>> BEGIN RECORDS FOR THE EXERCISE

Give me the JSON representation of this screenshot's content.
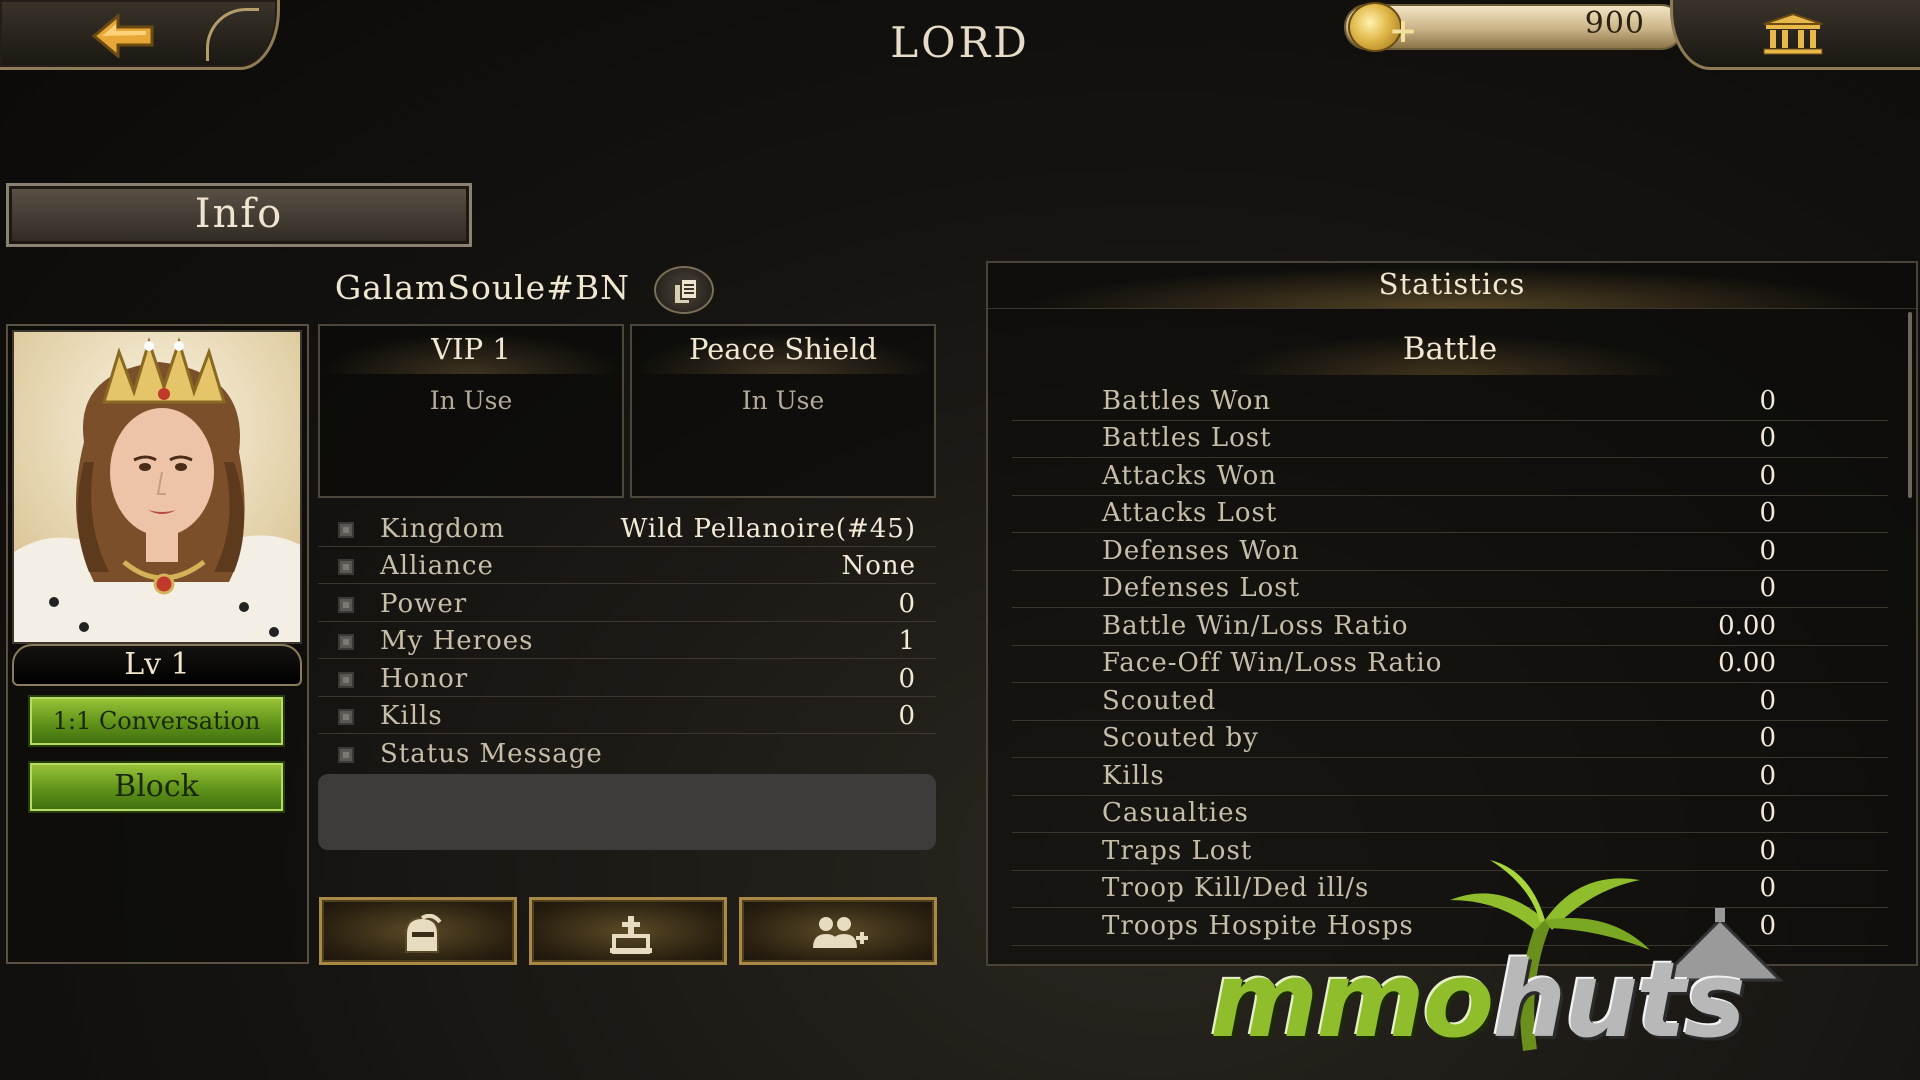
{
  "header": {
    "title": "LORD",
    "gold": "900"
  },
  "tab": {
    "label": "Info"
  },
  "player": {
    "name": "GalamSoule#BN",
    "level": "Lv 1",
    "conversation_label": "1:1 Conversation",
    "block_label": "Block"
  },
  "status_cards": [
    {
      "title": "VIP 1",
      "status": "In Use"
    },
    {
      "title": "Peace Shield",
      "status": "In Use"
    }
  ],
  "info_rows": [
    {
      "label": "Kingdom",
      "value": "Wild Pellanoire(#45)"
    },
    {
      "label": "Alliance",
      "value": "None"
    },
    {
      "label": "Power",
      "value": "0"
    },
    {
      "label": "My Heroes",
      "value": "1"
    },
    {
      "label": "Honor",
      "value": "0"
    },
    {
      "label": "Kills",
      "value": "0"
    },
    {
      "label": "Status Message",
      "value": ""
    }
  ],
  "statistics": {
    "header": "Statistics",
    "section": "Battle",
    "rows": [
      {
        "label": "Battles Won",
        "value": "0"
      },
      {
        "label": "Battles Lost",
        "value": "0"
      },
      {
        "label": "Attacks Won",
        "value": "0"
      },
      {
        "label": "Attacks Lost",
        "value": "0"
      },
      {
        "label": "Defenses Won",
        "value": "0"
      },
      {
        "label": "Defenses Lost",
        "value": "0"
      },
      {
        "label": "Battle Win/Loss Ratio",
        "value": "0.00"
      },
      {
        "label": "Face-Off Win/Loss Ratio",
        "value": "0.00"
      },
      {
        "label": "Scouted",
        "value": "0"
      },
      {
        "label": "Scouted by",
        "value": "0"
      },
      {
        "label": "Kills",
        "value": "0"
      },
      {
        "label": "Casualties",
        "value": "0"
      },
      {
        "label": "Traps Lost",
        "value": "0"
      },
      {
        "label": "Troop Kill/Ded ill/s",
        "value": "0"
      },
      {
        "label": "Troops Hospite Hosps",
        "value": "0"
      }
    ]
  },
  "watermark": {
    "main": "mmo",
    "accent": "huts"
  },
  "icons": {
    "back": "back-arrow-icon",
    "gold": "gold-coin-icon",
    "bank": "bank-icon",
    "copy": "copy-icon",
    "hero": "knight-helmet-icon",
    "tavern": "altar-icon",
    "friends": "add-friend-icon"
  },
  "colors": {
    "accent_gold": "#b59d6b",
    "button_green": "#5f9219",
    "text_light": "#f2e9d6",
    "text_muted": "#c6bea9"
  }
}
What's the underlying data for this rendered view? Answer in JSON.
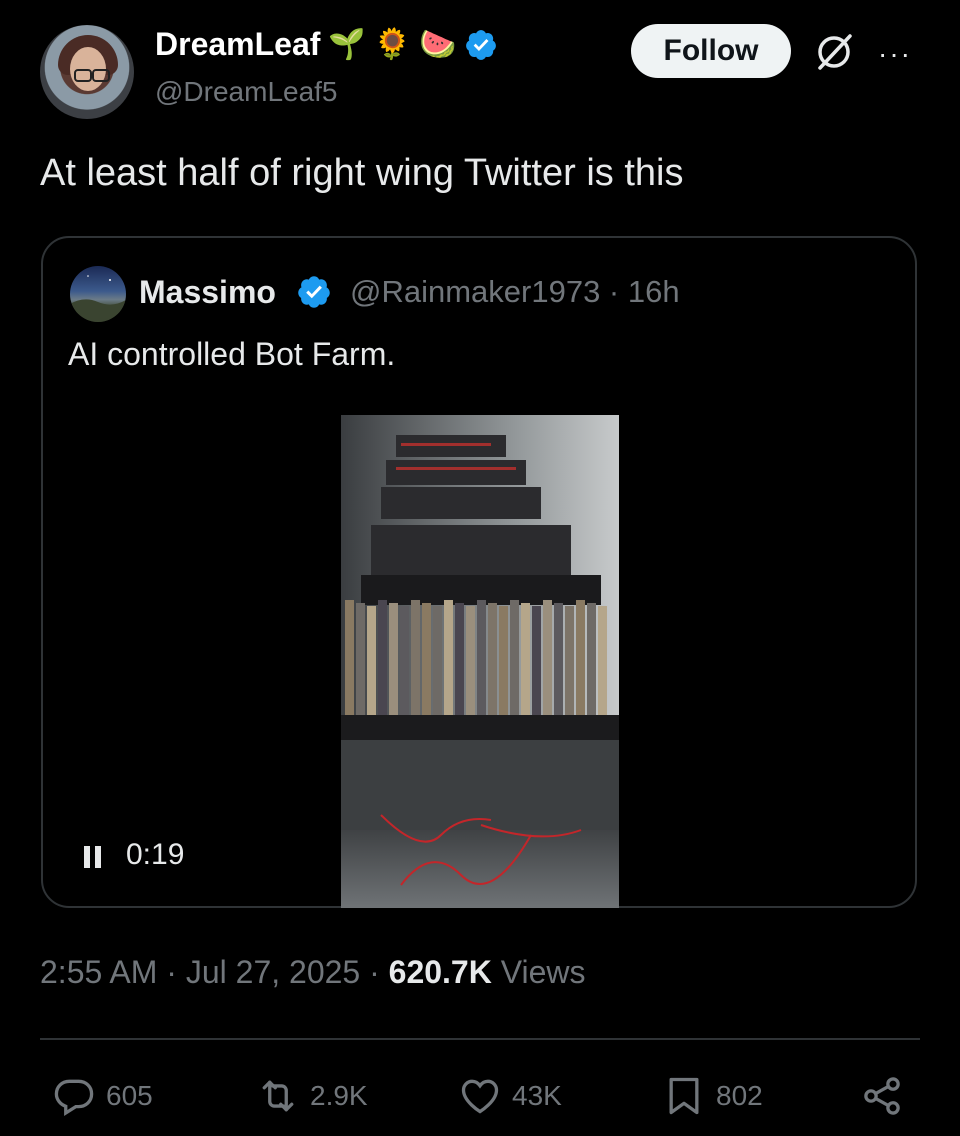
{
  "author": {
    "display_name": "DreamLeaf",
    "emojis": [
      "🌱",
      "🌻",
      "🍉"
    ],
    "handle": "@DreamLeaf5",
    "verified": true
  },
  "header": {
    "follow_label": "Follow",
    "more_label": "···"
  },
  "tweet": {
    "text": "At least half of right wing Twitter is this"
  },
  "quote": {
    "display_name": "Massimo",
    "verified": true,
    "handle_time": "@Rainmaker1973 · 16h",
    "text": "AI controlled Bot Farm.",
    "video": {
      "state": "playing",
      "time": "0:19"
    }
  },
  "meta": {
    "timestamp": "2:55 AM · Jul 27, 2025 · ",
    "views_count": "620.7K",
    "views_label": " Views"
  },
  "actions": {
    "replies": "605",
    "reposts": "2.9K",
    "likes": "43K",
    "bookmarks": "802"
  },
  "colors": {
    "background": "#000000",
    "text": "#e7e9ea",
    "secondary": "#71767b",
    "verified_blue": "#1d9bf0",
    "border": "#2f3336",
    "follow_bg": "#eff3f4"
  }
}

>> END RECORDS FOR THE EXERCISE

**YOUR INSTRUCTIONS**
Your task is to transcribe all of the records precisely, with no images included.

**WRITTEN SOLUTION**
Give me the JSON representation of this screenshot's content.
{
  "header": {
    "title": "LORD",
    "gold": "900"
  },
  "tab": {
    "label": "Info"
  },
  "player": {
    "name": "GalamSoule#BN",
    "level": "Lv 1",
    "conversation_label": "1:1 Conversation",
    "block_label": "Block"
  },
  "status_cards": [
    {
      "title": "VIP 1",
      "status": "In Use"
    },
    {
      "title": "Peace Shield",
      "status": "In Use"
    }
  ],
  "info_rows": [
    {
      "label": "Kingdom",
      "value": "Wild Pellanoire(#45)"
    },
    {
      "label": "Alliance",
      "value": "None"
    },
    {
      "label": "Power",
      "value": "0"
    },
    {
      "label": "My Heroes",
      "value": "1"
    },
    {
      "label": "Honor",
      "value": "0"
    },
    {
      "label": "Kills",
      "value": "0"
    },
    {
      "label": "Status Message",
      "value": ""
    }
  ],
  "statistics": {
    "header": "Statistics",
    "section": "Battle",
    "rows": [
      {
        "label": "Battles Won",
        "value": "0"
      },
      {
        "label": "Battles Lost",
        "value": "0"
      },
      {
        "label": "Attacks Won",
        "value": "0"
      },
      {
        "label": "Attacks Lost",
        "value": "0"
      },
      {
        "label": "Defenses Won",
        "value": "0"
      },
      {
        "label": "Defenses Lost",
        "value": "0"
      },
      {
        "label": "Battle Win/Loss Ratio",
        "value": "0.00"
      },
      {
        "label": "Face-Off Win/Loss Ratio",
        "value": "0.00"
      },
      {
        "label": "Scouted",
        "value": "0"
      },
      {
        "label": "Scouted by",
        "value": "0"
      },
      {
        "label": "Kills",
        "value": "0"
      },
      {
        "label": "Casualties",
        "value": "0"
      },
      {
        "label": "Traps Lost",
        "value": "0"
      },
      {
        "label": "Troop Kill/Ded ill/s",
        "value": "0"
      },
      {
        "label": "Troops Hospite Hosps",
        "value": "0"
      }
    ]
  },
  "watermark": {
    "main": "mmo",
    "accent": "huts"
  },
  "icons": {
    "back": "back-arrow-icon",
    "gold": "gold-coin-icon",
    "bank": "bank-icon",
    "copy": "copy-icon",
    "hero": "knight-helmet-icon",
    "tavern": "altar-icon",
    "friends": "add-friend-icon"
  },
  "colors": {
    "accent_gold": "#b59d6b",
    "button_green": "#5f9219",
    "text_light": "#f2e9d6",
    "text_muted": "#c6bea9"
  }
}
What's the underlying data for this rendered view? Answer in JSON.
{
  "author": {
    "display_name": "DreamLeaf",
    "emojis": [
      "🌱",
      "🌻",
      "🍉"
    ],
    "handle": "@DreamLeaf5",
    "verified": true
  },
  "header": {
    "follow_label": "Follow",
    "more_label": "···"
  },
  "tweet": {
    "text": "At least half of right wing Twitter is this"
  },
  "quote": {
    "display_name": "Massimo",
    "verified": true,
    "handle_time": "@Rainmaker1973 · 16h",
    "text": "AI controlled Bot Farm.",
    "video": {
      "state": "playing",
      "time": "0:19"
    }
  },
  "meta": {
    "timestamp": "2:55 AM · Jul 27, 2025 · ",
    "views_count": "620.7K",
    "views_label": " Views"
  },
  "actions": {
    "replies": "605",
    "reposts": "2.9K",
    "likes": "43K",
    "bookmarks": "802"
  },
  "colors": {
    "background": "#000000",
    "text": "#e7e9ea",
    "secondary": "#71767b",
    "verified_blue": "#1d9bf0",
    "border": "#2f3336",
    "follow_bg": "#eff3f4"
  }
}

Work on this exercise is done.